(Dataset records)
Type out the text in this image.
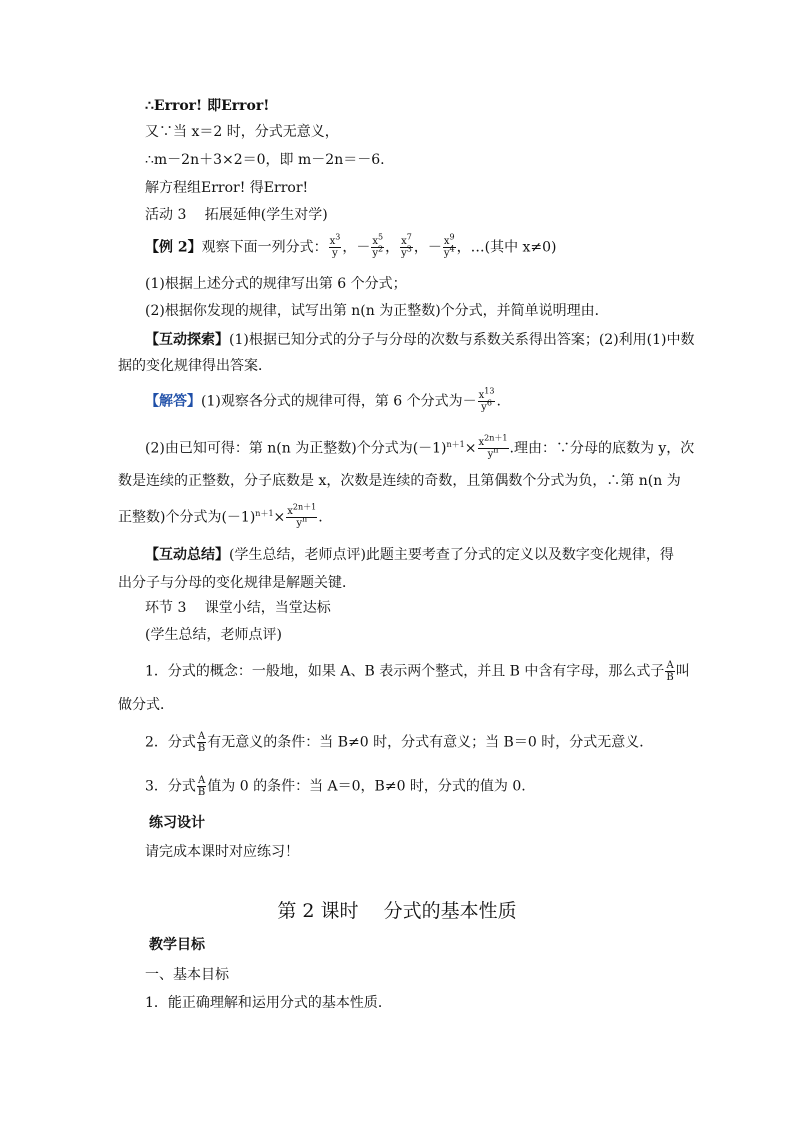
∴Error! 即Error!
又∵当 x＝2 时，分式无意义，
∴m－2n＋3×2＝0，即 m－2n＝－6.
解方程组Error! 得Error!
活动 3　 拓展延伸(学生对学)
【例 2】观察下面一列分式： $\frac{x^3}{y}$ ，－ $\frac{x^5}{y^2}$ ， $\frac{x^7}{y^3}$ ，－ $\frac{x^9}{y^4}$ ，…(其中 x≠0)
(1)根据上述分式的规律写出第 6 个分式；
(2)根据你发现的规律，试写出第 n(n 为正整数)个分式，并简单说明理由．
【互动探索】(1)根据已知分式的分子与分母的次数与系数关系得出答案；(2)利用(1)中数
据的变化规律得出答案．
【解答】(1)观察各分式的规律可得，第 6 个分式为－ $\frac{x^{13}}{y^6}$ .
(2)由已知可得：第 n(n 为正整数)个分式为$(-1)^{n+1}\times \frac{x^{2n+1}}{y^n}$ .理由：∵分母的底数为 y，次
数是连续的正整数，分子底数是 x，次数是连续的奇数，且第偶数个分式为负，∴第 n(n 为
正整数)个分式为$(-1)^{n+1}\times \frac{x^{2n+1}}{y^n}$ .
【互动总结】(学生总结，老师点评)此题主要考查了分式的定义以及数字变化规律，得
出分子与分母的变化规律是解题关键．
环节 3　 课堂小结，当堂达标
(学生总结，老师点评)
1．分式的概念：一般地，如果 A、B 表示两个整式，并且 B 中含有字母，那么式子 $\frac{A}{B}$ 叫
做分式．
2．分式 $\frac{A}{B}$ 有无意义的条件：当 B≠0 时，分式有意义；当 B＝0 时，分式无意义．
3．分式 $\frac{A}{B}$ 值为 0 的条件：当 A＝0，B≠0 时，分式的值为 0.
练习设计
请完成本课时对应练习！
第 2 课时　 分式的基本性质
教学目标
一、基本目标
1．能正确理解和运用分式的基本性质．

■ **What is required**
Retype all entries exactly as they appear, dropping the images.

■ **Response for this exercise**
Type out the text in this image.
∴Error! 即Error!
又∵当 x＝2 时，分式无意义，
∴m－2n＋3×2＝0，即 m－2n＝－6.
解方程组Error! 得Error!
活动 3　 拓展延伸(学生对学)
【例 2】观察下面一列分式： $\frac{x^3}{y}$ ，－ $\frac{x^5}{y^2}$ ， $\frac{x^7}{y^3}$ ，－ $\frac{x^9}{y^4}$ ，…(其中 x≠0)
(1)根据上述分式的规律写出第 6 个分式；
(2)根据你发现的规律，试写出第 n(n 为正整数)个分式，并简单说明理由．
【互动探索】(1)根据已知分式的分子与分母的次数与系数关系得出答案；(2)利用(1)中数
据的变化规律得出答案．
【解答】(1)观察各分式的规律可得，第 6 个分式为－ $\frac{x^{13}}{y^6}$ .
(2)由已知可得：第 n(n 为正整数)个分式为$(-1)^{n+1}\times \frac{x^{2n+1}}{y^n}$ .理由：∵分母的底数为 y，次
数是连续的正整数，分子底数是 x，次数是连续的奇数，且第偶数个分式为负，∴第 n(n 为
正整数)个分式为$(-1)^{n+1}\times \frac{x^{2n+1}}{y^n}$ .
【互动总结】(学生总结，老师点评)此题主要考查了分式的定义以及数字变化规律，得
出分子与分母的变化规律是解题关键．
环节 3　 课堂小结，当堂达标
(学生总结，老师点评)
1．分式的概念：一般地，如果 A、B 表示两个整式，并且 B 中含有字母，那么式子 $\frac{A}{B}$ 叫
做分式．
2．分式 $\frac{A}{B}$ 有无意义的条件：当 B≠0 时，分式有意义；当 B＝0 时，分式无意义．
3．分式 $\frac{A}{B}$ 值为 0 的条件：当 A＝0，B≠0 时，分式的值为 0.
练习设计
请完成本课时对应练习！
第 2 课时　 分式的基本性质
教学目标
一、基本目标
1．能正确理解和运用分式的基本性质．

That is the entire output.